▶ **Given problem**:
Say how many lines hold the string "подписи"; please write nothing but the number.

▶ **Stored rows**:
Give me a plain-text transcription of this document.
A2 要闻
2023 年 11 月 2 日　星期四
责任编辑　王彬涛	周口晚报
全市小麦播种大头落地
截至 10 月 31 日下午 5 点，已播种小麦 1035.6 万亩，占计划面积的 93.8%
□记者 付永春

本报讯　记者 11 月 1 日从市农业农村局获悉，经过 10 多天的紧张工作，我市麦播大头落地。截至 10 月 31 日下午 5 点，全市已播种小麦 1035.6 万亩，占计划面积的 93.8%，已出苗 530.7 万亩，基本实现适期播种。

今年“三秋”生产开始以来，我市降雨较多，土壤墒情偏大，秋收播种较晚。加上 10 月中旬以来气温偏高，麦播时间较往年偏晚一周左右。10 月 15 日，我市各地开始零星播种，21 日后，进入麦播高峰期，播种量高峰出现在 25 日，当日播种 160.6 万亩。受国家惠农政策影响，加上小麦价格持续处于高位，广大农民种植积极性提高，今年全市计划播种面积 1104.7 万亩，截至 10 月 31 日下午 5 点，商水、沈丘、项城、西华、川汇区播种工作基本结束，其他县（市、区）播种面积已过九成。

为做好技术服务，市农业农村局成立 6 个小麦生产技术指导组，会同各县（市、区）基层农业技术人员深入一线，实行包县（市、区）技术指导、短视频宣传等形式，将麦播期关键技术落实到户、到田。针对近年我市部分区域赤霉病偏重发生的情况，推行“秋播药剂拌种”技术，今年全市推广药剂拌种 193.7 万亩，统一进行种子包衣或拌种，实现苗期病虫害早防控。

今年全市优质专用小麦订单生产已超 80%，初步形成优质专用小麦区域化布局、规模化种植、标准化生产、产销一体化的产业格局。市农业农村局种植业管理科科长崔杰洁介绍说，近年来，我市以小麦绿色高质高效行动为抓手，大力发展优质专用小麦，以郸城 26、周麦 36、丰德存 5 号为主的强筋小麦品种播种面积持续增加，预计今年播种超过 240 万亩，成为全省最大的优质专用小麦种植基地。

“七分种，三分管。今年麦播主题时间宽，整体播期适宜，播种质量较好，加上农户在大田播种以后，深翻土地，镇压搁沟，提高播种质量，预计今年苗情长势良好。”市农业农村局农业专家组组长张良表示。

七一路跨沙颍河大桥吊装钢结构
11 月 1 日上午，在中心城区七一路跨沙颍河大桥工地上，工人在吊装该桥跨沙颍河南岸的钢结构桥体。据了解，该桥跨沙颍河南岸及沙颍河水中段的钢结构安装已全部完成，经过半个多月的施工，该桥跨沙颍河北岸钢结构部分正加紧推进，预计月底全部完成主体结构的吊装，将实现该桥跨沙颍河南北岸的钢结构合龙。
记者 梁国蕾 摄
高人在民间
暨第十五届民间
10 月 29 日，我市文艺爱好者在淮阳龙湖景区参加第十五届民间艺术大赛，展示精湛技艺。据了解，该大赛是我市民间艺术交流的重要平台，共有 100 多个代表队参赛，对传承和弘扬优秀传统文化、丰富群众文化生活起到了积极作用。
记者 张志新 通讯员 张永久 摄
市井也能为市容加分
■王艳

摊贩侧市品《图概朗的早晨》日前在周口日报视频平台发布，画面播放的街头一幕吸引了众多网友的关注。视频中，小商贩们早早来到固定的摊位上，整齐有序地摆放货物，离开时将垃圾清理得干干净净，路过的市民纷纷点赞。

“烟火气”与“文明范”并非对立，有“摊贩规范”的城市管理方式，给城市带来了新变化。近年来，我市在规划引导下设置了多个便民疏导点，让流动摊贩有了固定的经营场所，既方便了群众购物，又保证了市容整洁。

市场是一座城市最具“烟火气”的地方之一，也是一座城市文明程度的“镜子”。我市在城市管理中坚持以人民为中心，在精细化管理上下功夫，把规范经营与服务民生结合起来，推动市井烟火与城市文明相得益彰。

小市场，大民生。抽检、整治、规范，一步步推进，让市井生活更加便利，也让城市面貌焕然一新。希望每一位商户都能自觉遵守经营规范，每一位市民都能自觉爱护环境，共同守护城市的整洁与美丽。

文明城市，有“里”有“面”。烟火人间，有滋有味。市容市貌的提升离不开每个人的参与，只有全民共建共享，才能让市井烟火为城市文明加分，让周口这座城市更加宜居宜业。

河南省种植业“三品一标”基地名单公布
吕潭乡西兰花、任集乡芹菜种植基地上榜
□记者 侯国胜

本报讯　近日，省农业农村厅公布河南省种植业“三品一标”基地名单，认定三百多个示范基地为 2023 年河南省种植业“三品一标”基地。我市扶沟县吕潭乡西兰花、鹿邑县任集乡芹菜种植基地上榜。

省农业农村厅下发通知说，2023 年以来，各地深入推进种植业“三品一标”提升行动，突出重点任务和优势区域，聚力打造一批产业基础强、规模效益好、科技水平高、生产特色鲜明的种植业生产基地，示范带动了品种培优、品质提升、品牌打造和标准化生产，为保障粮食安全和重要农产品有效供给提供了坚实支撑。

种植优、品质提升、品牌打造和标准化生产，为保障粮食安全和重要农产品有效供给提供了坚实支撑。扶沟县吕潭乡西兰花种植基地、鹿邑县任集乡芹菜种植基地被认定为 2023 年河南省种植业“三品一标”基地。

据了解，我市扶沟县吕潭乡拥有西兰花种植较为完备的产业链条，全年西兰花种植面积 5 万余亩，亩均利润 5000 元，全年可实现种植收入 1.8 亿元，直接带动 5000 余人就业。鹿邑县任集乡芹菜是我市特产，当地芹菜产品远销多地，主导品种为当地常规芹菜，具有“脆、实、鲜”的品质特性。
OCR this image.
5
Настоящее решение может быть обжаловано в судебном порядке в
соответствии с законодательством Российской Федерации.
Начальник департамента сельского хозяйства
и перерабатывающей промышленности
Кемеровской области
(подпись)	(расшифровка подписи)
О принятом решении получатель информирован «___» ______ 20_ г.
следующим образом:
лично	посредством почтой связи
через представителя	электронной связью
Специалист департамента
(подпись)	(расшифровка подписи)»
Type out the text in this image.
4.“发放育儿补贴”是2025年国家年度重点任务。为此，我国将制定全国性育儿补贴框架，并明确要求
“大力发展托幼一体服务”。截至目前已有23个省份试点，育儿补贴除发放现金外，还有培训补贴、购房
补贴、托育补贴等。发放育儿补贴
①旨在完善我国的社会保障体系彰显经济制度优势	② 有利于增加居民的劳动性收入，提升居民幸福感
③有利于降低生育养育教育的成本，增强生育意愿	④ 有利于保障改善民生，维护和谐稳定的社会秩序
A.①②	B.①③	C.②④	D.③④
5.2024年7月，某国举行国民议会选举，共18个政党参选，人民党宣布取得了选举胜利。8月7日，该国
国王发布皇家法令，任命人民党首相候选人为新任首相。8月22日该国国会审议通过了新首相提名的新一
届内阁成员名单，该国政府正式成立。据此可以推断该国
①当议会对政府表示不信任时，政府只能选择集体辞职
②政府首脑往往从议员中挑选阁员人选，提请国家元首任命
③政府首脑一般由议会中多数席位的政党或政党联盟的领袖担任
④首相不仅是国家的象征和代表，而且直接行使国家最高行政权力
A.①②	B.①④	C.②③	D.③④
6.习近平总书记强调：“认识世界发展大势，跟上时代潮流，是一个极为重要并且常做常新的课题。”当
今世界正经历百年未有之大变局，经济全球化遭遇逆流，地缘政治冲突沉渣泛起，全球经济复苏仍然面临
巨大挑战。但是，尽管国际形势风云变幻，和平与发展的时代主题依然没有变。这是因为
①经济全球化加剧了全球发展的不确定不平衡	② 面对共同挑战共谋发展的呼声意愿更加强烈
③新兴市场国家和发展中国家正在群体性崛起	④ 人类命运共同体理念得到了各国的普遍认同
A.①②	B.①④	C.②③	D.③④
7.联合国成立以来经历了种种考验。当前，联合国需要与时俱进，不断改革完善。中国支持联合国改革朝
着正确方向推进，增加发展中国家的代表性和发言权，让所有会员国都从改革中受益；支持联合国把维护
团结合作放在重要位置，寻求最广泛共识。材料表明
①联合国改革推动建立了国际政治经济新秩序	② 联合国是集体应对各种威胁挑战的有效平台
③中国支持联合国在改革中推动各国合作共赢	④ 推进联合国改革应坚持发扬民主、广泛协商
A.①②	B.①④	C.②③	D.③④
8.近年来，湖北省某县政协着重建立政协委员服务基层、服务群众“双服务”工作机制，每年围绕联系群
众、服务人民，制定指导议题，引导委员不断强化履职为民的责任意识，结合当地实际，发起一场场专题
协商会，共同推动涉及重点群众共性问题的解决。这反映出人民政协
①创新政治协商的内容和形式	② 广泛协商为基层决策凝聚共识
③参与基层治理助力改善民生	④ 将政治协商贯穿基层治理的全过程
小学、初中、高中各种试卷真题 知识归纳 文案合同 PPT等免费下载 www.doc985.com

▶ **Solution for this problem**:
2